> TASK TO COMPLETE
Find the line that contains "Read all visible content and emit it as JSON.". Then set down that line and all the lines after it, to the end of the records, exactly and with nothing added.

> EXERCISE DATA
☆ ☆ ☆

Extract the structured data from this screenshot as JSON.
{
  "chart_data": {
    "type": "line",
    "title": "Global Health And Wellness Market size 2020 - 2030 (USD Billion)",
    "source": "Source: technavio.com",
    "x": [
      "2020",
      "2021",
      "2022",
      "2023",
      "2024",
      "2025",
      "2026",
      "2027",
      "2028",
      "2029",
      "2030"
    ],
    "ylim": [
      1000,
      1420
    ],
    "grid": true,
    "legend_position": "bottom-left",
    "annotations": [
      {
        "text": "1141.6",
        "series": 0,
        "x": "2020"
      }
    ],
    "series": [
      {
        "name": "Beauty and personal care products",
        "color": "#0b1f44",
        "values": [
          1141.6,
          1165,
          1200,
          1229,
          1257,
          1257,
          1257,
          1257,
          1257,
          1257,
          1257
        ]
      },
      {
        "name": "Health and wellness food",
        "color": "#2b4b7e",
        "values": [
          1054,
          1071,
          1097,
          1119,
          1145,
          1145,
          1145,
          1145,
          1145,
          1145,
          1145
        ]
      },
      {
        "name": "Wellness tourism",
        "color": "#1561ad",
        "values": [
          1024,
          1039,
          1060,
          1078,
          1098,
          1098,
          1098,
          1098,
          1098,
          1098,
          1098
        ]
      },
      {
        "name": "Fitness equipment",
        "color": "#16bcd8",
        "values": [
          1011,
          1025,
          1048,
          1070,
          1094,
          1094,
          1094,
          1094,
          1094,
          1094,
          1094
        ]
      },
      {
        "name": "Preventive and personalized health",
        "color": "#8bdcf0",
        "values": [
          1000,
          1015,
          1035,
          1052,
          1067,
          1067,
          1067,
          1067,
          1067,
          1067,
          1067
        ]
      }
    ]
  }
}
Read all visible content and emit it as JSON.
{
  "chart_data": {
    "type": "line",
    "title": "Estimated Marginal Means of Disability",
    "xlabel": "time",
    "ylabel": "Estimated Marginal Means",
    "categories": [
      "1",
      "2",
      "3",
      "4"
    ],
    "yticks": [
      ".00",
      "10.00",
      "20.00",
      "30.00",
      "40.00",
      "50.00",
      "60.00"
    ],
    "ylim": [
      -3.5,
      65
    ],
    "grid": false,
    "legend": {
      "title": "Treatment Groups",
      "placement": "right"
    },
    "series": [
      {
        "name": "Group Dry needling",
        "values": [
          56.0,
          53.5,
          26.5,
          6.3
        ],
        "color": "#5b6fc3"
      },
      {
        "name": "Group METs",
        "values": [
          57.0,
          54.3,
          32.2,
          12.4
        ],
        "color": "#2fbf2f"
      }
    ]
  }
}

☆ ☆ ☆

> COMPLETE OUTPUT
Read all visible content and emit it as JSON.
{
  "chart_data": {
    "type": "line",
    "title": "Estimated Marginal Means of Disability",
    "xlabel": "time",
    "ylabel": "Estimated Marginal Means",
    "categories": [
      "1",
      "2",
      "3",
      "4"
    ],
    "yticks": [
      ".00",
      "10.00",
      "20.00",
      "30.00",
      "40.00",
      "50.00",
      "60.00"
    ],
    "ylim": [
      -3.5,
      65
    ],
    "grid": false,
    "legend": {
      "title": "Treatment Groups",
      "placement": "right"
    },
    "series": [
      {
        "name": "Group Dry needling",
        "values": [
          56.0,
          53.5,
          26.5,
          6.3
        ],
        "color": "#5b6fc3"
      },
      {
        "name": "Group METs",
        "values": [
          57.0,
          54.3,
          32.2,
          12.4
        ],
        "color": "#2fbf2f"
      }
    ]
  }
}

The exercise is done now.